> **What is expected**
Write out the entire listing below exactly, with the pictures left out.

[Stored entries]
*****
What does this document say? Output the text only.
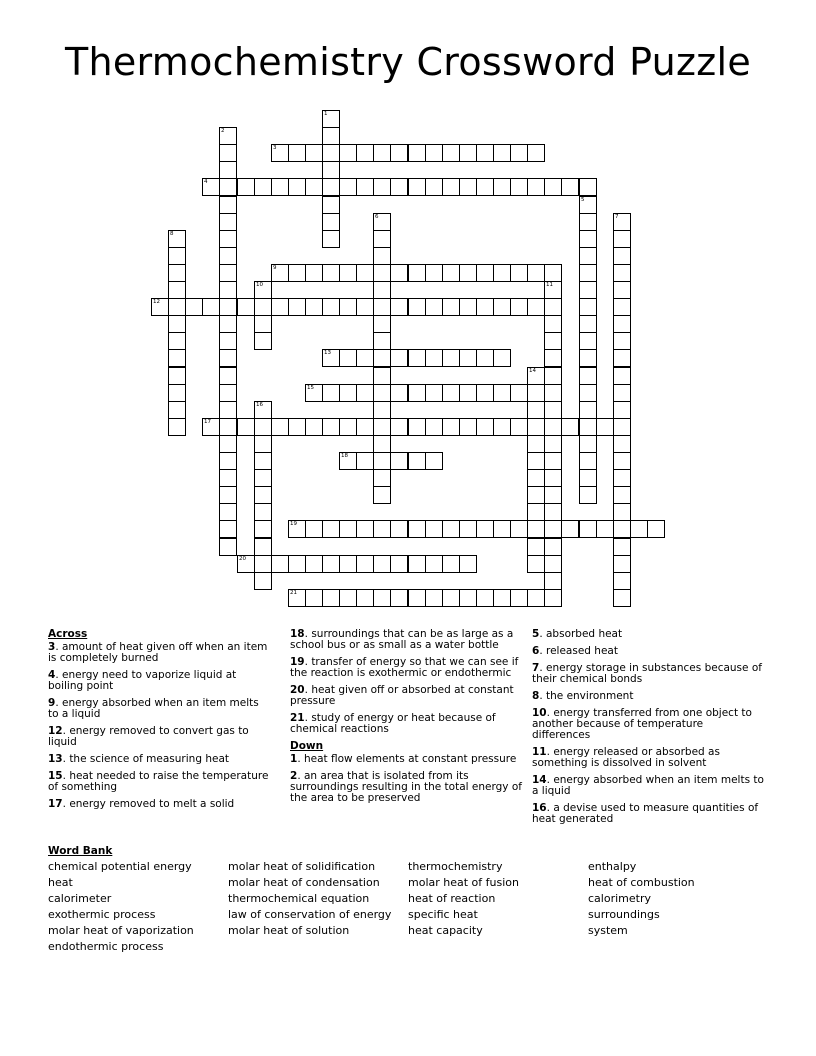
Thermochemistry Crossword Puzzle
1
2
3
4
5
6	7
8
9
10	11
12
13
14
15
16
17
18
19
20
21
Across
3. amount of heat given off when an item is completely burned
4. energy need to vaporize liquid at boiling point
9. energy absorbed when an item melts to a liquid
12. energy removed to convert gas to liquid
13. the science of measuring heat
15. heat needed to raise the temperature of something
17. energy removed to melt a solid
18. surroundings that can be as large as a school bus or as small as a water bottle
19. transfer of energy so that we can see if the reaction is exothermic or endothermic
20. heat given off or absorbed at constant pressure
21. study of energy or heat because of chemical reactions
Down
1. heat flow elements at constant pressure
2. an area that is isolated from its surroundings resulting in the total energy of the area to be preserved
5. absorbed heat
6. released heat
7. energy storage in substances because of their chemical bonds
8. the environment
10. energy transferred from one object to another because of temperature differences
11. energy released or absorbed as something is dissolved in solvent
14. energy absorbed when an item melts to a liquid
16. a devise used to measure quantities of heat generated
Word Bank
chemical potential energy
heat
calorimeter
exothermic process
molar heat of vaporization
endothermic process
molar heat of solidification
molar heat of condensation
thermochemical equation
law of conservation of energy
molar heat of solution
thermochemistry
molar heat of fusion
heat of reaction
specific heat
heat capacity
enthalpy
heat of combustion
calorimetry
surroundings
system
*****
> **Task result**
What does this document say? Output the text only.
Thermochemistry Crossword Puzzle
1
2
3
4
5
6	7
8
9
10	11
12
13
14
15
16
17
18
19
20
21
Across
3. amount of heat given off when an item is completely burned
4. energy need to vaporize liquid at boiling point
9. energy absorbed when an item melts to a liquid
12. energy removed to convert gas to liquid
13. the science of measuring heat
15. heat needed to raise the temperature of something
17. energy removed to melt a solid
18. surroundings that can be as large as a school bus or as small as a water bottle
19. transfer of energy so that we can see if the reaction is exothermic or endothermic
20. heat given off or absorbed at constant pressure
21. study of energy or heat because of chemical reactions
Down
1. heat flow elements at constant pressure
2. an area that is isolated from its surroundings resulting in the total energy of the area to be preserved
5. absorbed heat
6. released heat
7. energy storage in substances because of their chemical bonds
8. the environment
10. energy transferred from one object to another because of temperature differences
11. energy released or absorbed as something is dissolved in solvent
14. energy absorbed when an item melts to a liquid
16. a devise used to measure quantities of heat generated
Word Bank
chemical potential energy
heat
calorimeter
exothermic process
molar heat of vaporization
endothermic process
molar heat of solidification
molar heat of condensation
thermochemical equation
law of conservation of energy
molar heat of solution
thermochemistry
molar heat of fusion
heat of reaction
specific heat
heat capacity
enthalpy
heat of combustion
calorimetry
surroundings
system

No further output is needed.